▶ WRITTEN TASK:
Reproduce the material word for word; the images stay out.

▶ RECORDED INFORMATION:
+++
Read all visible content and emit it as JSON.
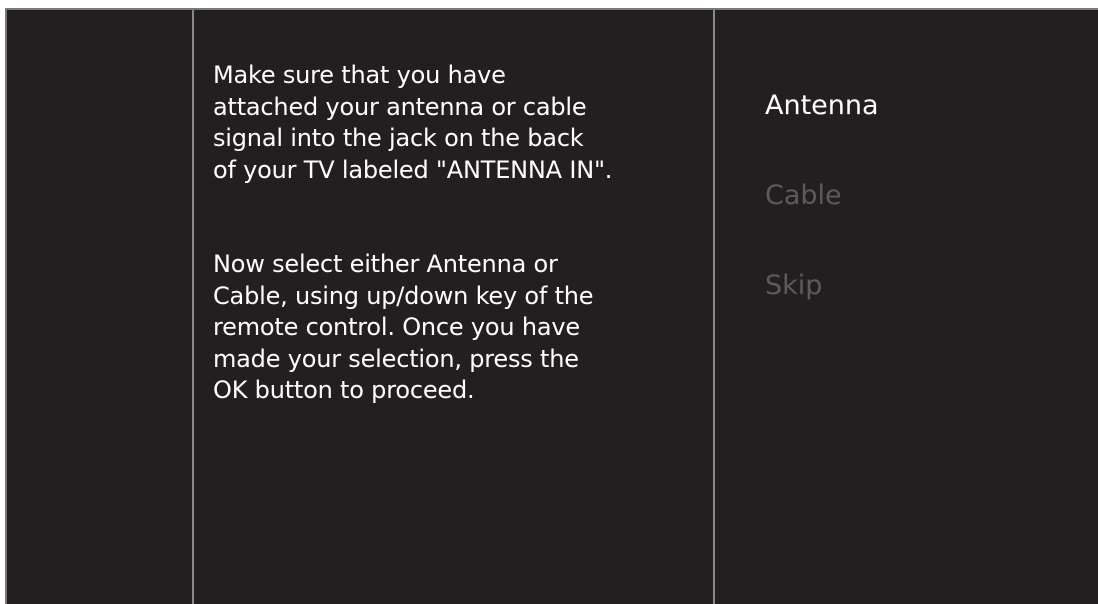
{
  "instructions": {
    "paragraph1": "Make sure that you have\nattached your antenna or cable\nsignal into the jack on the back\nof your TV labeled \"ANTENNA IN\".",
    "paragraph2": "Now select either Antenna or\nCable, using up/down key of the\nremote control. Once you have\nmade your selection, press the\nOK button to proceed."
  },
  "menu": {
    "items": [
      {
        "label": "Antenna",
        "selected": true
      },
      {
        "label": "Cable",
        "selected": false
      },
      {
        "label": "Skip",
        "selected": false
      }
    ]
  },
  "colors": {
    "background": "#231f20",
    "text": "#ffffff",
    "menu_inactive": "#5e5a5a",
    "divider": "#8a8888"
  }
}
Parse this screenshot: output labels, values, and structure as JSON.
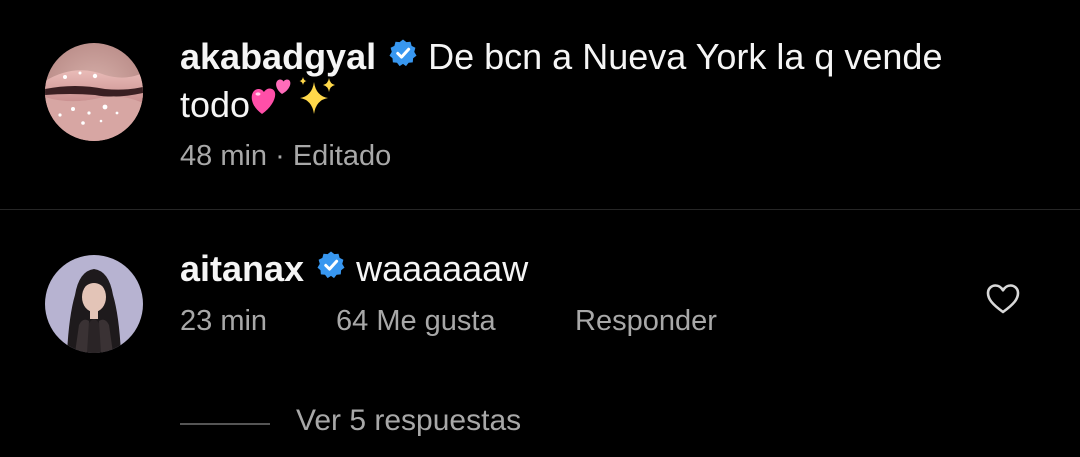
{
  "post": {
    "username": "akabadgyal",
    "caption_part1": "De bcn a Nueva York la q vende",
    "caption_part2": "todo",
    "time": "48 min",
    "separator": "·",
    "edited": "Editado"
  },
  "comment": {
    "username": "aitanax",
    "text": "waaaaaaw",
    "time": "23 min",
    "likes": "64 Me gusta",
    "reply_label": "Responder",
    "view_replies": "Ver 5 respuestas"
  },
  "icons": {
    "verified": "verified-badge-icon",
    "heart": "heart-outline-icon",
    "emoji1": "two-hearts-emoji",
    "emoji2": "sparkles-emoji"
  },
  "colors": {
    "background": "#000000",
    "text": "#f5f5f5",
    "secondary_text": "#a8a8a8",
    "verified_blue": "#3897f0",
    "divider": "#262626",
    "heart_pink": "#ff4fa8",
    "sparkle_yellow": "#ffd84a"
  }
}
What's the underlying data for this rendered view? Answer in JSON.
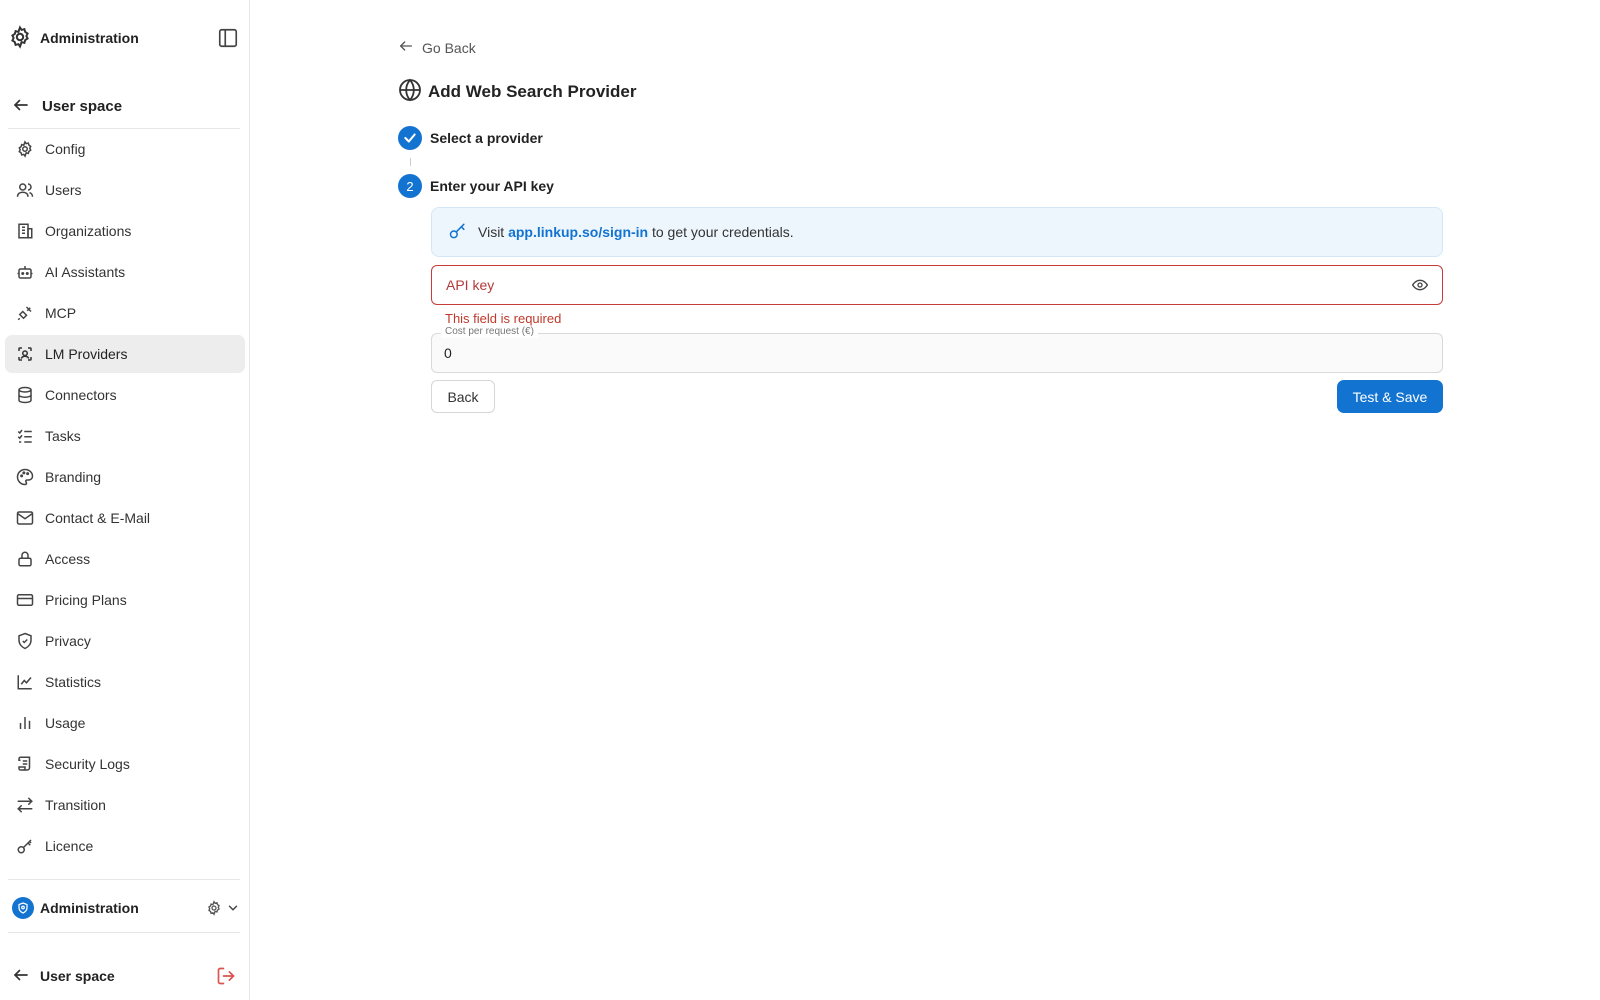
{
  "sidebar": {
    "header_title": "Administration",
    "toggle_icon": "sidebar-panel-icon",
    "back_label": "User space",
    "items": [
      {
        "label": "Config",
        "icon": "gear-icon"
      },
      {
        "label": "Users",
        "icon": "users-icon"
      },
      {
        "label": "Organizations",
        "icon": "building-icon"
      },
      {
        "label": "AI Assistants",
        "icon": "bot-icon"
      },
      {
        "label": "MCP",
        "icon": "plug-icon"
      },
      {
        "label": "LM Providers",
        "icon": "provider-icon",
        "active": true
      },
      {
        "label": "Connectors",
        "icon": "database-icon"
      },
      {
        "label": "Tasks",
        "icon": "tasks-icon"
      },
      {
        "label": "Branding",
        "icon": "palette-icon"
      },
      {
        "label": "Contact & E-Mail",
        "icon": "mail-icon"
      },
      {
        "label": "Access",
        "icon": "lock-icon"
      },
      {
        "label": "Pricing Plans",
        "icon": "credit-card-icon"
      },
      {
        "label": "Privacy",
        "icon": "shield-icon"
      },
      {
        "label": "Statistics",
        "icon": "line-chart-icon"
      },
      {
        "label": "Usage",
        "icon": "bar-chart-icon"
      },
      {
        "label": "Security Logs",
        "icon": "scroll-icon"
      },
      {
        "label": "Transition",
        "icon": "arrows-swap-icon"
      },
      {
        "label": "Licence",
        "icon": "key-icon"
      }
    ],
    "footer": {
      "admin_label": "Administration",
      "userspace_label": "User space"
    }
  },
  "main": {
    "go_back": "Go Back",
    "title": "Add Web Search Provider",
    "steps": [
      {
        "label": "Select a provider",
        "status": "done"
      },
      {
        "number": "2",
        "label": "Enter your API key",
        "status": "current"
      }
    ],
    "info": {
      "prefix": "Visit",
      "link": "app.linkup.so/sign-in",
      "suffix": "to get your credentials."
    },
    "api_key": {
      "placeholder": "API key",
      "value": "",
      "error": "This field is required"
    },
    "cost": {
      "legend": "Cost per request (€)",
      "value": "0"
    },
    "buttons": {
      "back": "Back",
      "save": "Test & Save"
    }
  },
  "colors": {
    "accent": "#1273d1",
    "error": "#c0392b",
    "active_bg": "#ededee",
    "info_bg": "#eef6fd"
  }
}
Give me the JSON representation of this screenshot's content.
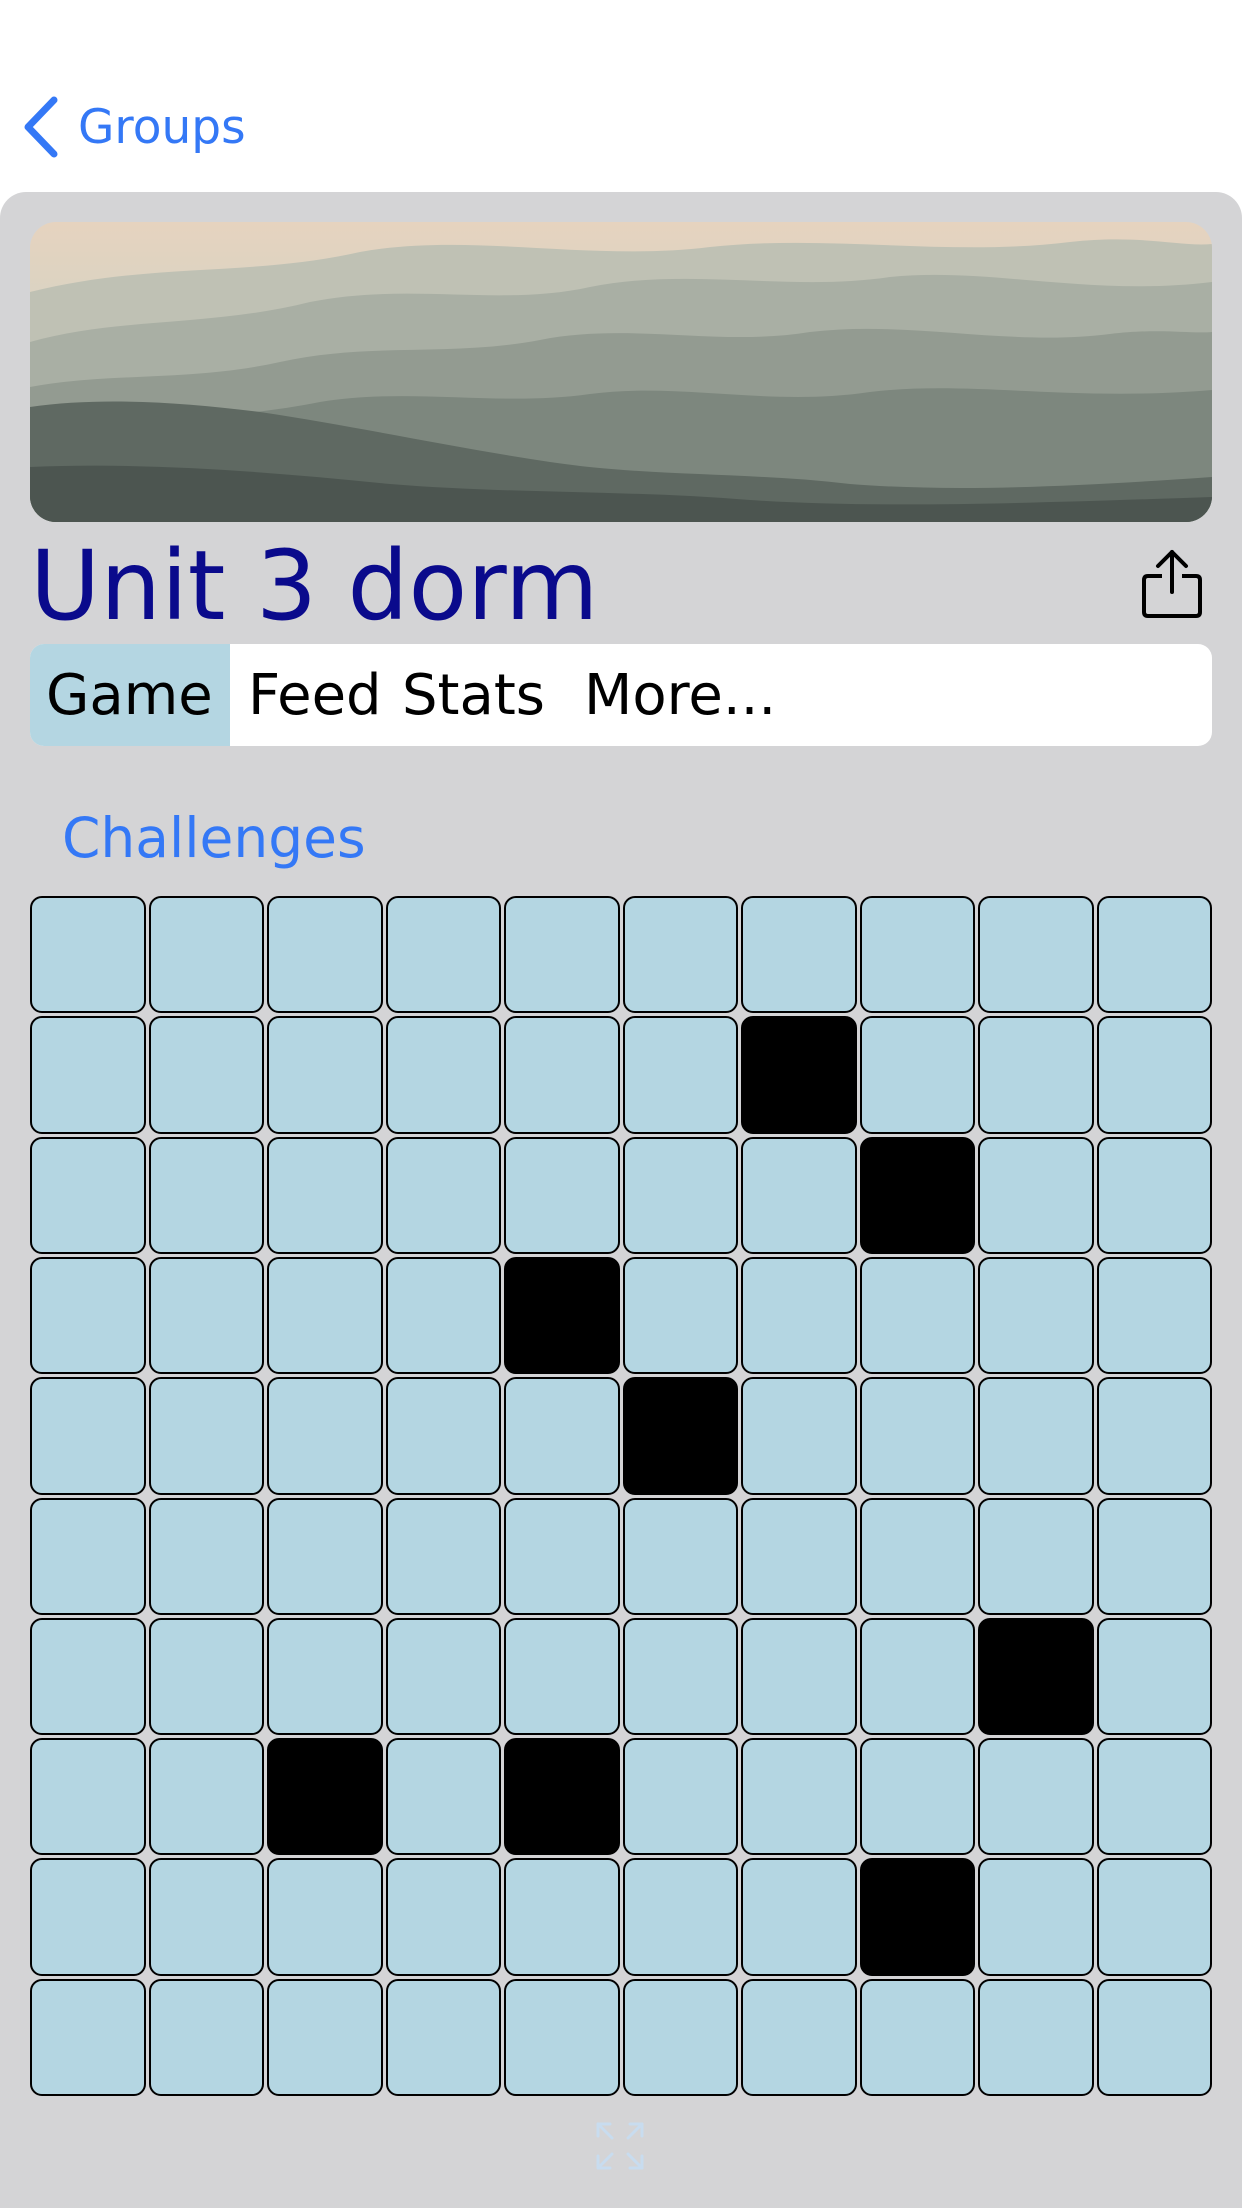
+++
▶ EXERCISE RESPONSE:
Read all visible content and emit it as JSON.
{
  "instructions": {
    "paragraph1": "Make sure that you have\nattached your antenna or cable\nsignal into the jack on the back\nof your TV labeled \"ANTENNA IN\".",
    "paragraph2": "Now select either Antenna or\nCable, using up/down key of the\nremote control. Once you have\nmade your selection, press the\nOK button to proceed."
  },
  "menu": {
    "items": [
      {
        "label": "Antenna",
        "selected": true
      },
      {
        "label": "Cable",
        "selected": false
      },
      {
        "label": "Skip",
        "selected": false
      }
    ]
  },
  "colors": {
    "background": "#231f20",
    "text": "#ffffff",
    "menu_inactive": "#5e5a5a",
    "divider": "#8a8888"
  }
}
Parse this screenshot: output labels, values, and structure as JSON.
{
  "post": {
    "username": "akabadgyal",
    "caption_part1": "De bcn a Nueva York la q vende",
    "caption_part2": "todo",
    "time": "48 min",
    "separator": "·",
    "edited": "Editado"
  },
  "comment": {
    "username": "aitanax",
    "text": "waaaaaaw",
    "time": "23 min",
    "likes": "64 Me gusta",
    "reply_label": "Responder",
    "view_replies": "Ver 5 respuestas"
  },
  "icons": {
    "verified": "verified-badge-icon",
    "heart": "heart-outline-icon",
    "emoji1": "two-hearts-emoji",
    "emoji2": "sparkles-emoji"
  },
  "colors": {
    "background": "#000000",
    "text": "#f5f5f5",
    "secondary_text": "#a8a8a8",
    "verified_blue": "#3897f0",
    "divider": "#262626",
    "heart_pink": "#ff4fa8",
    "sparkle_yellow": "#ffd84a"
  }
}
What's the underlying data for this rendered view? Answer in JSON.
{
  "sidebar": {
    "header_title": "Administration",
    "toggle_icon": "sidebar-panel-icon",
    "back_label": "User space",
    "items": [
      {
        "label": "Config",
        "icon": "gear-icon"
      },
      {
        "label": "Users",
        "icon": "users-icon"
      },
      {
        "label": "Organizations",
        "icon": "building-icon"
      },
      {
        "label": "AI Assistants",
        "icon": "bot-icon"
      },
      {
        "label": "MCP",
        "icon": "plug-icon"
      },
      {
        "label": "LM Providers",
        "icon": "provider-icon",
        "active": true
      },
      {
        "label": "Connectors",
        "icon": "database-icon"
      },
      {
        "label": "Tasks",
        "icon": "tasks-icon"
      },
      {
        "label": "Branding",
        "icon": "palette-icon"
      },
      {
        "label": "Contact & E-Mail",
        "icon": "mail-icon"
      },
      {
        "label": "Access",
        "icon": "lock-icon"
      },
      {
        "label": "Pricing Plans",
        "icon": "credit-card-icon"
      },
      {
        "label": "Privacy",
        "icon": "shield-icon"
      },
      {
        "label": "Statistics",
        "icon": "line-chart-icon"
      },
      {
        "label": "Usage",
        "icon": "bar-chart-icon"
      },
      {
        "label": "Security Logs",
        "icon": "scroll-icon"
      },
      {
        "label": "Transition",
        "icon": "arrows-swap-icon"
      },
      {
        "label": "Licence",
        "icon": "key-icon"
      }
    ],
    "footer": {
      "admin_label": "Administration",
      "userspace_label": "User space"
    }
  },
  "main": {
    "go_back": "Go Back",
    "title": "Add Web Search Provider",
    "steps": [
      {
        "label": "Select a provider",
        "status": "done"
      },
      {
        "number": "2",
        "label": "Enter your API key",
        "status": "current"
      }
    ],
    "info": {
      "prefix": "Visit",
      "link": "app.linkup.so/sign-in",
      "suffix": "to get your credentials."
    },
    "api_key": {
      "placeholder": "API key",
      "value": "",
      "error": "This field is required"
    },
    "cost": {
      "legend": "Cost per request (€)",
      "value": "0"
    },
    "buttons": {
      "back": "Back",
      "save": "Test & Save"
    }
  },
  "colors": {
    "accent": "#1273d1",
    "error": "#c0392b",
    "active_bg": "#ededee",
    "info_bg": "#eef6fd"
  }
}
Give me the JSON representation of this screenshot's content.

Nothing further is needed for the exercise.